§ **Input for this task**:
****************
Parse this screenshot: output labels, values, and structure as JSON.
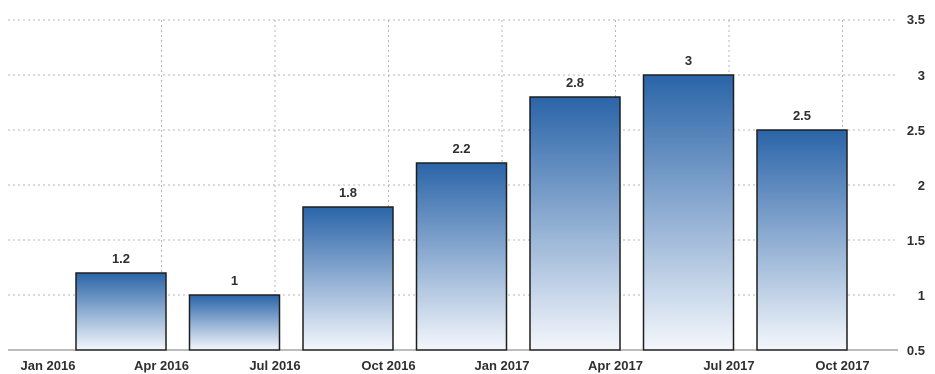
{
  "chart_data": {
    "type": "bar",
    "title": "",
    "xlabel": "",
    "ylabel": "",
    "x_tick_labels": [
      "Jan 2016",
      "Apr 2016",
      "Jul 2016",
      "Oct 2016",
      "Jan 2017",
      "Apr 2017",
      "Jul 2017",
      "Oct 2017"
    ],
    "categories": [
      "Apr 2016",
      "Jul 2016",
      "Oct 2016",
      "Jan 2017",
      "Apr 2017",
      "Jul 2017",
      "Oct 2017"
    ],
    "values": [
      1.2,
      1,
      1.8,
      2.2,
      2.8,
      3,
      2.5
    ],
    "data_labels": [
      "1.2",
      "1",
      "1.8",
      "2.2",
      "2.8",
      "3",
      "2.5"
    ],
    "y_ticks": [
      "0.5",
      "1",
      "1.5",
      "2",
      "2.5",
      "3",
      "3.5"
    ],
    "ylim": [
      0.5,
      3.5
    ],
    "y_axis_position": "right",
    "grid": true,
    "colors": {
      "bar_top": "#2a64a8",
      "bar_bottom": "#f4f7fc",
      "bar_border": "#1e1e1e",
      "grid": "#b5b5b5"
    }
  }
}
****************
§ **What you have to do**: Return to the listing above and set it down exactly, leaving out its pictures.

§ **Exercise solution**:
Parse this screenshot: output labels, values, and structure as JSON.
{
  "chart_data": {
    "type": "bar",
    "title": "",
    "xlabel": "",
    "ylabel": "",
    "x_tick_labels": [
      "Jan 2016",
      "Apr 2016",
      "Jul 2016",
      "Oct 2016",
      "Jan 2017",
      "Apr 2017",
      "Jul 2017",
      "Oct 2017"
    ],
    "categories": [
      "Apr 2016",
      "Jul 2016",
      "Oct 2016",
      "Jan 2017",
      "Apr 2017",
      "Jul 2017",
      "Oct 2017"
    ],
    "values": [
      1.2,
      1,
      1.8,
      2.2,
      2.8,
      3,
      2.5
    ],
    "data_labels": [
      "1.2",
      "1",
      "1.8",
      "2.2",
      "2.8",
      "3",
      "2.5"
    ],
    "y_ticks": [
      "0.5",
      "1",
      "1.5",
      "2",
      "2.5",
      "3",
      "3.5"
    ],
    "ylim": [
      0.5,
      3.5
    ],
    "y_axis_position": "right",
    "grid": true,
    "colors": {
      "bar_top": "#2a64a8",
      "bar_bottom": "#f4f7fc",
      "bar_border": "#1e1e1e",
      "grid": "#b5b5b5"
    }
  }
}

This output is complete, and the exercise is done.